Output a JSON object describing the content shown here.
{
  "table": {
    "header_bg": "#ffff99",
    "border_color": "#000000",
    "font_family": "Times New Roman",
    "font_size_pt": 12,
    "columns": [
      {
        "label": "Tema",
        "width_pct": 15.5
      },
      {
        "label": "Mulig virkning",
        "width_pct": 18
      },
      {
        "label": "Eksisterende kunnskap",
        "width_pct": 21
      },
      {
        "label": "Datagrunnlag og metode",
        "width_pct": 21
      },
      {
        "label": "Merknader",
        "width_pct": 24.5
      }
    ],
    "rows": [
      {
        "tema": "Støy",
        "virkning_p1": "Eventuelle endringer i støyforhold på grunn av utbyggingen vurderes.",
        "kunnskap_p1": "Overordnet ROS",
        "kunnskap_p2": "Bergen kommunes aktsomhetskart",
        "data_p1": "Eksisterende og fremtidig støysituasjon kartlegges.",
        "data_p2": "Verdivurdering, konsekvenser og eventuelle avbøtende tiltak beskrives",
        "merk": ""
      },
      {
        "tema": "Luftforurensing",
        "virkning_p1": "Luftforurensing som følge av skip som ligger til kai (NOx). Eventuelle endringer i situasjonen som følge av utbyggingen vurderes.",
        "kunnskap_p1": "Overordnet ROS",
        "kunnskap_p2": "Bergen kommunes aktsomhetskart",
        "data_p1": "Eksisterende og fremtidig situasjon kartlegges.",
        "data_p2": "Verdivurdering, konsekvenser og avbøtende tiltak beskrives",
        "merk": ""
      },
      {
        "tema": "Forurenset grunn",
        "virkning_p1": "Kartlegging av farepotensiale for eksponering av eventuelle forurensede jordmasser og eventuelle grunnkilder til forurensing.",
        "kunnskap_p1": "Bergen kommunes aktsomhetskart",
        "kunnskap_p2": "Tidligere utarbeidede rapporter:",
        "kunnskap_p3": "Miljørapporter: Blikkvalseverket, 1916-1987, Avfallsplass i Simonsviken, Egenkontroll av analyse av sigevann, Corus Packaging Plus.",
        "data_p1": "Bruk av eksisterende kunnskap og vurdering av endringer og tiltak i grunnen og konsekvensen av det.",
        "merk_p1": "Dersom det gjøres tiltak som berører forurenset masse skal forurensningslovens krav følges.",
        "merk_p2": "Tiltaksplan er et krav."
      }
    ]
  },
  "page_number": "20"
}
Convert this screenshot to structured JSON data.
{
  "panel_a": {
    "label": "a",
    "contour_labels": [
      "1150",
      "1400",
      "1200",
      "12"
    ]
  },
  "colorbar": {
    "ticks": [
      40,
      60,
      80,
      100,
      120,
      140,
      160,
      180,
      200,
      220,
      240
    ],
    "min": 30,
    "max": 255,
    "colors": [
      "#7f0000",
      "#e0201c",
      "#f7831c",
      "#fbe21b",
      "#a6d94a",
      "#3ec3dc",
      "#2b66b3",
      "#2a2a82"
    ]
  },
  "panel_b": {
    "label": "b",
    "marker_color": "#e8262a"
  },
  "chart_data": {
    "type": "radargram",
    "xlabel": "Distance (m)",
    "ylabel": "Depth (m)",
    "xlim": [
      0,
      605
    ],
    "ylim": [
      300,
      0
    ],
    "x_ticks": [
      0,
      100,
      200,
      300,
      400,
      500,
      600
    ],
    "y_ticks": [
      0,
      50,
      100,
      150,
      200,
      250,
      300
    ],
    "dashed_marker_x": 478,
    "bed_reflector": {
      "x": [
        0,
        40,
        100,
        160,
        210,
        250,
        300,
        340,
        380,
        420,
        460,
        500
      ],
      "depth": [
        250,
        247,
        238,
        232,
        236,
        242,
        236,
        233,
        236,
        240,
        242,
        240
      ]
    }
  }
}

WHAT YOU NEED TO DO
Answer with one number: how many lines in the listing hold "endringer".

TASK OUTPUT
3